What to work on.
The records below should be written out again, exactly.

Input data.

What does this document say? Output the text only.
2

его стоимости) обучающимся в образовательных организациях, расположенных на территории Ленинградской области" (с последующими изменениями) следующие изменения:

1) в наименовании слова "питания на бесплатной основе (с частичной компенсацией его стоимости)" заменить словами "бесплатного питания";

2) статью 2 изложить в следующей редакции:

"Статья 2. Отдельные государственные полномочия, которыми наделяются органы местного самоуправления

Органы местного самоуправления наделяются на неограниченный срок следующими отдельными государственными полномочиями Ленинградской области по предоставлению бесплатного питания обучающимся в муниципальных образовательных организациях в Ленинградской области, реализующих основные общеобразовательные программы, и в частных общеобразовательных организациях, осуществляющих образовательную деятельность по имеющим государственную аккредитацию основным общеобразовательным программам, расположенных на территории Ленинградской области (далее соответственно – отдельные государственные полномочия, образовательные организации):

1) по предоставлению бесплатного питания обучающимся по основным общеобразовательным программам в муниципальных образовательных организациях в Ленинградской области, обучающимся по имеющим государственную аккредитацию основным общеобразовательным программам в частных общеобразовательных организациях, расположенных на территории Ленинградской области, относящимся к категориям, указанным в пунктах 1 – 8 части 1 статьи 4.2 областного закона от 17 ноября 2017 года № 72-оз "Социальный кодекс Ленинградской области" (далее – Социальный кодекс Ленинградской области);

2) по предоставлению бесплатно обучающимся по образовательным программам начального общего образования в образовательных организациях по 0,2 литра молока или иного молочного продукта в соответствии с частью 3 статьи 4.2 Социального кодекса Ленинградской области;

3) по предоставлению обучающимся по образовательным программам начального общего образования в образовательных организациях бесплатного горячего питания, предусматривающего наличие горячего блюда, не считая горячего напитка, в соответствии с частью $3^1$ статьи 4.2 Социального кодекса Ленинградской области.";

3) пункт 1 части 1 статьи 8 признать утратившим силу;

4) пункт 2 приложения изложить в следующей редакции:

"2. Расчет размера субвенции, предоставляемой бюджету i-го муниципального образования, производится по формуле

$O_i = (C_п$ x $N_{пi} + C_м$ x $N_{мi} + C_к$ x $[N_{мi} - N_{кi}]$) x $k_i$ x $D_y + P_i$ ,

Final answer.
What does this document say? Output the text only.
2

его стоимости) обучающимся в образовательных организациях, расположенных на территории Ленинградской области" (с последующими изменениями) следующие изменения:

1) в наименовании слова "питания на бесплатной основе (с частичной компенсацией его стоимости)" заменить словами "бесплатного питания";

2) статью 2 изложить в следующей редакции:

"Статья 2. Отдельные государственные полномочия, которыми наделяются органы местного самоуправления

Органы местного самоуправления наделяются на неограниченный срок следующими отдельными государственными полномочиями Ленинградской области по предоставлению бесплатного питания обучающимся в муниципальных образовательных организациях в Ленинградской области, реализующих основные общеобразовательные программы, и в частных общеобразовательных организациях, осуществляющих образовательную деятельность по имеющим государственную аккредитацию основным общеобразовательным программам, расположенных на территории Ленинградской области (далее соответственно – отдельные государственные полномочия, образовательные организации):

1) по предоставлению бесплатного питания обучающимся по основным общеобразовательным программам в муниципальных образовательных организациях в Ленинградской области, обучающимся по имеющим государственную аккредитацию основным общеобразовательным программам в частных общеобразовательных организациях, расположенных на территории Ленинградской области, относящимся к категориям, указанным в пунктах 1 – 8 части 1 статьи 4.2 областного закона от 17 ноября 2017 года № 72-оз "Социальный кодекс Ленинградской области" (далее – Социальный кодекс Ленинградской области);

2) по предоставлению бесплатно обучающимся по образовательным программам начального общего образования в образовательных организациях по 0,2 литра молока или иного молочного продукта в соответствии с частью 3 статьи 4.2 Социального кодекса Ленинградской области;

3) по предоставлению обучающимся по образовательным программам начального общего образования в образовательных организациях бесплатного горячего питания, предусматривающего наличие горячего блюда, не считая горячего напитка, в соответствии с частью $3^1$ статьи 4.2 Социального кодекса Ленинградской области.";

3) пункт 1 части 1 статьи 8 признать утратившим силу;

4) пункт 2 приложения изложить в следующей редакции:

"2. Расчет размера субвенции, предоставляемой бюджету i-го муниципального образования, производится по формуле

$O_i = (C_п$ x $N_{пi} + C_м$ x $N_{мi} + C_к$ x $[N_{мi} - N_{кi}]$) x $k_i$ x $D_y + P_i$ ,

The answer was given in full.